[Requirements]
Keep only the lines that hold the string "Company", filtering out the rest of the entries below.

[Task inputs]
---

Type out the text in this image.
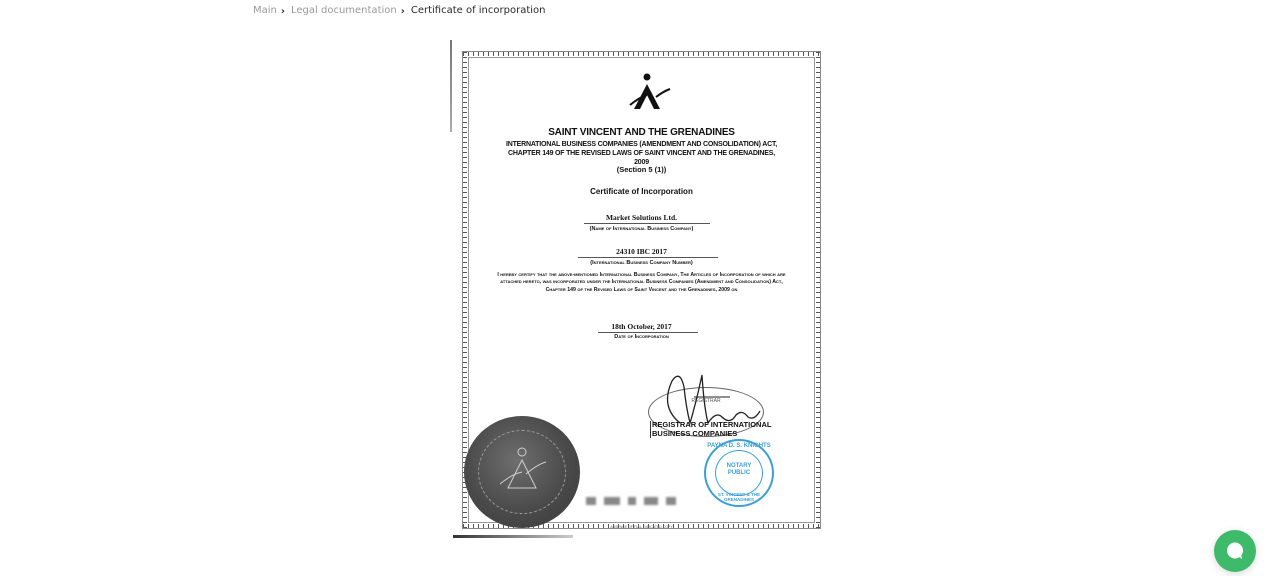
Main › Legal documentation › Certificate of incorporation
SAINT VINCENT AND THE GRENADINES
INTERNATIONAL BUSINESS COMPANIES (AMENDMENT AND CONSOLIDATION) ACT, CHAPTER 149 OF THE REVISED LAWS OF SAINT VINCENT AND THE GRENADINES, 2009
(Section 5 (1))
Certificate of Incorporation
Market Solutions Ltd.
(Name of International Business Company)
24310 IBC 2017
(International Business Company Number)
I hereby certify that the above-mentioned International Business Company, The Articles of Incorporation of which are attached hereto, was incorporated under the International Business Companies (Amendment and Consolidation) Act, Chapter 149 of the Revised Laws of Saint Vincent and the Grenadines, 2009 on
18th October, 2017
Date of Incorporation
REGISTRAR
REGISTRAR OF INTERNATIONAL BUSINESS COMPANIES
PAYNA D. S. KNIGHTS
NOTARY PUBLIC
ST. VINCENT & THE GRENADINES
ABSENCE OF FULL INDICATED COPY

---

[Reply to the exercise]
(Name of International Business Company)
(International Business Company Number)
I hereby certify that the above-mentioned International Business Company, The Articles of Incorporation of which are attached hereto, was incorporated under the International Business Companies (Amendment and Consolidation) Act, Chapter 149 of the Revised Laws of Saint Vincent and the Grenadines, 2009 on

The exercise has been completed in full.